** Start **

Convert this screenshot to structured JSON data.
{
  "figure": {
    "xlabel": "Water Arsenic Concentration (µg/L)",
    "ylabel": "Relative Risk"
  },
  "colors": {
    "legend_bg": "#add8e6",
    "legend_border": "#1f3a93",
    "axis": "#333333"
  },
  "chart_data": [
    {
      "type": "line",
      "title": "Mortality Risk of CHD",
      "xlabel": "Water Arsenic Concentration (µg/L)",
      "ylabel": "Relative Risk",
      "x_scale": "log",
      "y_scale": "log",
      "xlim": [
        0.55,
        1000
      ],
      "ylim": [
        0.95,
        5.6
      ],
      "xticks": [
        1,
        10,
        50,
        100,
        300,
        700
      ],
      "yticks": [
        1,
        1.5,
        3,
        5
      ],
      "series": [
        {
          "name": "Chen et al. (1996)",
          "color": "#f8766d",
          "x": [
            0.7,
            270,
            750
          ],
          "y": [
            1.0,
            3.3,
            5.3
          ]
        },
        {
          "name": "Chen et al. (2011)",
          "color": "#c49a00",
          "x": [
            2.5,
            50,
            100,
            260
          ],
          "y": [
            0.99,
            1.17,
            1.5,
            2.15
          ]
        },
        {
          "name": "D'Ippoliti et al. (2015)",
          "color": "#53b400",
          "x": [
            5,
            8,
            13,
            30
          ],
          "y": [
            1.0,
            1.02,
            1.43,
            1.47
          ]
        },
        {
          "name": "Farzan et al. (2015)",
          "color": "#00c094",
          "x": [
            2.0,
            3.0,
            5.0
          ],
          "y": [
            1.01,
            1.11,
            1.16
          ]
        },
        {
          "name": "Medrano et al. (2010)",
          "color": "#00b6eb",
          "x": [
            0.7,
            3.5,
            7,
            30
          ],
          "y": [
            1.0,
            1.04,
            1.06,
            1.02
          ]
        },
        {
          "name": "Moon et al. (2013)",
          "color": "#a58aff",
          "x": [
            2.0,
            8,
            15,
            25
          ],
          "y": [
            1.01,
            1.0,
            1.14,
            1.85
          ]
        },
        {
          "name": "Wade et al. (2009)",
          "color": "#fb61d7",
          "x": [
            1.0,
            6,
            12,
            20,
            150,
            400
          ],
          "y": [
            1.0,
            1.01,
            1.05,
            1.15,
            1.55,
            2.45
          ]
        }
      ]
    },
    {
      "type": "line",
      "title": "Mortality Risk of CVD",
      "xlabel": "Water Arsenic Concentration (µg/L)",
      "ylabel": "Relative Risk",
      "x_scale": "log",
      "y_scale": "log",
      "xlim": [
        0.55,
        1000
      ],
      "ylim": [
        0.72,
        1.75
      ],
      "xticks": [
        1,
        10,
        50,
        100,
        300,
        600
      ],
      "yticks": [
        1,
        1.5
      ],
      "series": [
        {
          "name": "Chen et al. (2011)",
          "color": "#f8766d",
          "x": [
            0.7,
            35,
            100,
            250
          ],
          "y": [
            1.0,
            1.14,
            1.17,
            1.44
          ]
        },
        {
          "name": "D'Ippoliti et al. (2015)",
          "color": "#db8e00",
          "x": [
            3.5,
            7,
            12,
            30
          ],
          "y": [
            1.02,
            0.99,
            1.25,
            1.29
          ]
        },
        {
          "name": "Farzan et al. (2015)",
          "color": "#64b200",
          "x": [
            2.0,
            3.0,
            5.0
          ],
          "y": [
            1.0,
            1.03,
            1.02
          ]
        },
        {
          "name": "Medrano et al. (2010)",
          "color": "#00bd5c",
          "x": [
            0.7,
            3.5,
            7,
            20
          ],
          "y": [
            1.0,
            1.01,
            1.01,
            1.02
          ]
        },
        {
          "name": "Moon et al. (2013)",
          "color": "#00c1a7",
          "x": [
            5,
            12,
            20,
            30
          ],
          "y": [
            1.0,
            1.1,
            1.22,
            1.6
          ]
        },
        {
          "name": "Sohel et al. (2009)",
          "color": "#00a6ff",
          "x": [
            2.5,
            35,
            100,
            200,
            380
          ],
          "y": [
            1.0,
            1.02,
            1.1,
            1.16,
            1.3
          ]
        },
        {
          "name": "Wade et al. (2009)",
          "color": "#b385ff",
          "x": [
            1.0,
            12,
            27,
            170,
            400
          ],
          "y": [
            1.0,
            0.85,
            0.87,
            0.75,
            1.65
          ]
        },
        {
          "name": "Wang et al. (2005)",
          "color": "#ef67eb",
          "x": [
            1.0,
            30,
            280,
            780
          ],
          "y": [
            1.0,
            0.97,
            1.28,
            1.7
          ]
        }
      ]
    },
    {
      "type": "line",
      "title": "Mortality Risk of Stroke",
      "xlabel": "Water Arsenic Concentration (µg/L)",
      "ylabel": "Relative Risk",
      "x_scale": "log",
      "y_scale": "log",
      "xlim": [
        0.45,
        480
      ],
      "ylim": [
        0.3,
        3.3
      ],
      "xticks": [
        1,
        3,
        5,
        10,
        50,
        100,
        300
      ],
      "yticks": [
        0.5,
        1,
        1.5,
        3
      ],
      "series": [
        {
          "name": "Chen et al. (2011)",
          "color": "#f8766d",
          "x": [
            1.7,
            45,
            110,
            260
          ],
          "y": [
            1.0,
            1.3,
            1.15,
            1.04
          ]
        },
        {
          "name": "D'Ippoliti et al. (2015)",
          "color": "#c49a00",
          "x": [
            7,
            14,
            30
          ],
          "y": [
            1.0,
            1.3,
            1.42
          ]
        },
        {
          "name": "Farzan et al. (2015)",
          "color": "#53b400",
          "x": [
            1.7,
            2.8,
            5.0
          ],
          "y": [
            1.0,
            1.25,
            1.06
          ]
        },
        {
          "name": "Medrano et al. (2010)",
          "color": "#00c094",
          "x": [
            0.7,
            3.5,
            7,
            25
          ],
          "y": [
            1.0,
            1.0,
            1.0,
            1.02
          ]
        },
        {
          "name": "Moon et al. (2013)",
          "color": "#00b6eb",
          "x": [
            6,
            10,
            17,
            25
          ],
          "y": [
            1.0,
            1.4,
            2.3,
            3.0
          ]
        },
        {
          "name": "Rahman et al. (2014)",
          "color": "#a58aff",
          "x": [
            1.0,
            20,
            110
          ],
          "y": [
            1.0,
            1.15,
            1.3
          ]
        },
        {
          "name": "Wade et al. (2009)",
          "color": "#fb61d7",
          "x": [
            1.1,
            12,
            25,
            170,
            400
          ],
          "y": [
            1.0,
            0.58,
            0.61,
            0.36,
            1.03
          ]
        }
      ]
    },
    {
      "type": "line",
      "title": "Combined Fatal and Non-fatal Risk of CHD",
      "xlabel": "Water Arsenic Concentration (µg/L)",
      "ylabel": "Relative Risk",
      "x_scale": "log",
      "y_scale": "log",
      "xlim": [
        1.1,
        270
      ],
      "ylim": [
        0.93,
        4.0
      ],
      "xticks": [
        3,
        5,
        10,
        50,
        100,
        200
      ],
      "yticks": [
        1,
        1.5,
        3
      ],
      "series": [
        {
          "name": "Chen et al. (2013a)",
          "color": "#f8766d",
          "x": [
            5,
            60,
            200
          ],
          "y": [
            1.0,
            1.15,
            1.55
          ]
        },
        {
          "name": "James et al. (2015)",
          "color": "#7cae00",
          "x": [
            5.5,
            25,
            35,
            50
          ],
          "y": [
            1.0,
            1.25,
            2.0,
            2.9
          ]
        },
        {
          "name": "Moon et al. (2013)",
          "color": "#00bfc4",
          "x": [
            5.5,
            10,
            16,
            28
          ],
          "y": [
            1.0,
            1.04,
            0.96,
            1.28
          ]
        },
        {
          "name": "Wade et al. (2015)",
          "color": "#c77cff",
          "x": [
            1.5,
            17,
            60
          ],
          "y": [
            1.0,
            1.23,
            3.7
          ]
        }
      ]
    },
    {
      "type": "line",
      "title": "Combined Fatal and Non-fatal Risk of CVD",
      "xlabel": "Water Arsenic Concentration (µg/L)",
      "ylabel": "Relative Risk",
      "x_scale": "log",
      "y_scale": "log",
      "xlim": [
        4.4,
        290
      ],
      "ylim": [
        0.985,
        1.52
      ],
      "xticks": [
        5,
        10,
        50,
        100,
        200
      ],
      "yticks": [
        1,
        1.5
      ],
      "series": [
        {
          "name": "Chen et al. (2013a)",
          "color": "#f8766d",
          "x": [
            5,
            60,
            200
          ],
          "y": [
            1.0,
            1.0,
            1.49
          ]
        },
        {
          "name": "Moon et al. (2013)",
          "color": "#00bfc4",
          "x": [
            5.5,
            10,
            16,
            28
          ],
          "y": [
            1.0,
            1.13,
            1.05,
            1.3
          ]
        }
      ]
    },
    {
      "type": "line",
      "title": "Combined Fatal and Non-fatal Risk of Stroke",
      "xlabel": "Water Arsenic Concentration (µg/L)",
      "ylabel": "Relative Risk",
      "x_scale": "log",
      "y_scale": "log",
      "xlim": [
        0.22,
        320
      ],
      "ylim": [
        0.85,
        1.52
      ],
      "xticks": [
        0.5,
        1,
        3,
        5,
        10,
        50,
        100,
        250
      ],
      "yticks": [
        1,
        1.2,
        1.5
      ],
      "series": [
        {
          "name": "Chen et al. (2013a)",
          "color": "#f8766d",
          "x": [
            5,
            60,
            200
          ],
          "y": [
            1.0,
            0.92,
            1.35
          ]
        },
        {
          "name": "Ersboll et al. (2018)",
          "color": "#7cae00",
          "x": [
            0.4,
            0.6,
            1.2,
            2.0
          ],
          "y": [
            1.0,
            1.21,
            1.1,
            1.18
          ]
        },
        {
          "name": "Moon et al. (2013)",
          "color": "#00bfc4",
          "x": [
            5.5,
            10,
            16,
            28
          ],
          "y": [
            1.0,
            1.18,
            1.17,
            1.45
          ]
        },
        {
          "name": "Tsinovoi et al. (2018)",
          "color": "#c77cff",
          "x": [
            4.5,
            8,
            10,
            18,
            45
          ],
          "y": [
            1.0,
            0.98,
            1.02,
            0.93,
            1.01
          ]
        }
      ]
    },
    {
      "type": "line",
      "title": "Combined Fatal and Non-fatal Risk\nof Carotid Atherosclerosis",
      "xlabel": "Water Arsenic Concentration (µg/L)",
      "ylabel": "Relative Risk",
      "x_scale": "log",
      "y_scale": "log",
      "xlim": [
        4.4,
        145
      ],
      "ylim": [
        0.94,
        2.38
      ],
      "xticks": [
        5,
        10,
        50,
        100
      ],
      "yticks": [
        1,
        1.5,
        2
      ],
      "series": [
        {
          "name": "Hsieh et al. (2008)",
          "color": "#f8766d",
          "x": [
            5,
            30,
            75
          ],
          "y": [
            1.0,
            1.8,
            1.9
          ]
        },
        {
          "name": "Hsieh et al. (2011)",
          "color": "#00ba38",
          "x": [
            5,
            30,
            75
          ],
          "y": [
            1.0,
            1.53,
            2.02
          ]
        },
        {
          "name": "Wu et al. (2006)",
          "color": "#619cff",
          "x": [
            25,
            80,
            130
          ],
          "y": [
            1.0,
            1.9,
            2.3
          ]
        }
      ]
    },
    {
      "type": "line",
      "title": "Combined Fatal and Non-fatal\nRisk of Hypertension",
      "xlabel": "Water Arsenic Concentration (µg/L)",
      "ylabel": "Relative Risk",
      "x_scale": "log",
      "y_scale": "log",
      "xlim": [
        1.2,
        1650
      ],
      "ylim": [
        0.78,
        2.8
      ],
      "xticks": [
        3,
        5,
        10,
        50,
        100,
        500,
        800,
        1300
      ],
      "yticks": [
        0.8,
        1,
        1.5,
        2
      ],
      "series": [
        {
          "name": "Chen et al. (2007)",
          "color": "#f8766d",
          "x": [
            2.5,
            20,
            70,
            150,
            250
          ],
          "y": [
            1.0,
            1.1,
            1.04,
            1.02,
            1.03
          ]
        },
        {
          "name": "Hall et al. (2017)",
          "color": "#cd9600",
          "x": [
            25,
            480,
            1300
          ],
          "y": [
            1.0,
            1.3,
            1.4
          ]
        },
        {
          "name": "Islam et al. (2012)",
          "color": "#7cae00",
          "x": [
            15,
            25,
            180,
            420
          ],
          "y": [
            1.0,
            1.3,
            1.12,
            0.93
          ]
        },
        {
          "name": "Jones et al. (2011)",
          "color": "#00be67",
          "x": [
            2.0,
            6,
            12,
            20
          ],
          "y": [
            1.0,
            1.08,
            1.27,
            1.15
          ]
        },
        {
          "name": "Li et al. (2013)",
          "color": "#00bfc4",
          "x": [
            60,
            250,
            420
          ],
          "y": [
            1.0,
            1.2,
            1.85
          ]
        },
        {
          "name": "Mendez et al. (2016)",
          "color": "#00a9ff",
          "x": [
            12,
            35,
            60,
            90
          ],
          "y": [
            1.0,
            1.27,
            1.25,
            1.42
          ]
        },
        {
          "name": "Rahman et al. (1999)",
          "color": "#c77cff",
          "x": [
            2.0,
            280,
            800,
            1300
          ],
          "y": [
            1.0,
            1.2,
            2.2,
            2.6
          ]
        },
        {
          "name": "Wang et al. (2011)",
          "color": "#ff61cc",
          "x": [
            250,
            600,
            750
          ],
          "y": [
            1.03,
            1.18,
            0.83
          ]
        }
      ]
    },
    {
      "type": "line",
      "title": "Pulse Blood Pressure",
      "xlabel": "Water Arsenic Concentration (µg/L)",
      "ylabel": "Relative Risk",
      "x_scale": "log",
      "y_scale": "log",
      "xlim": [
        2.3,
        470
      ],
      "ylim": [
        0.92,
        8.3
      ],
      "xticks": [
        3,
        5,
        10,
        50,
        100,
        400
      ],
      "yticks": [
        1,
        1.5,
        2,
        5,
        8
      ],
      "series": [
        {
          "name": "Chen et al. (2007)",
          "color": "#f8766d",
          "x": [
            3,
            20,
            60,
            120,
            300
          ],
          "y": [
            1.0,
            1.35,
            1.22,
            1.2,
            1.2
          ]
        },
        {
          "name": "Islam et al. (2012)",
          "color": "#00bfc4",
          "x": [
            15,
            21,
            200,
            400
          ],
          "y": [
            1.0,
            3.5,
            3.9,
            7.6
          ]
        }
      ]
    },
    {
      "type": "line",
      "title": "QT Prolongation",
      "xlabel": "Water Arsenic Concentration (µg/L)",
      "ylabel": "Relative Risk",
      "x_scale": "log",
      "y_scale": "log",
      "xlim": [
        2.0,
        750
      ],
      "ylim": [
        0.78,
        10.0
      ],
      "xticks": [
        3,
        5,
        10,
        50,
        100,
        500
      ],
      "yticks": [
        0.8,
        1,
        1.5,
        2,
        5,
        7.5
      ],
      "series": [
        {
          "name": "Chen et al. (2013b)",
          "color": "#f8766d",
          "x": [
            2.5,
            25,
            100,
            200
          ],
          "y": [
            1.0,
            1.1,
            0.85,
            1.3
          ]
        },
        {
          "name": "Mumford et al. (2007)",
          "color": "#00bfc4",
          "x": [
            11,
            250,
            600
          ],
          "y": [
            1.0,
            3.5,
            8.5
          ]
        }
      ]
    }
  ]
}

** End **

Scan the material for lines with the word "Fatal", and copy each line you find.

### CORRECT RESULT
      "title": "Combined Fatal and Non-fatal Risk of CHD",
      "title": "Combined Fatal and Non-fatal Risk of CVD",
      "title": "Combined Fatal and Non-fatal Risk of Stroke",
      "title": "Combined Fatal and Non-fatal Risk\nof Carotid Atherosclerosis",
      "title": "Combined Fatal and Non-fatal\nRisk of Hypertension",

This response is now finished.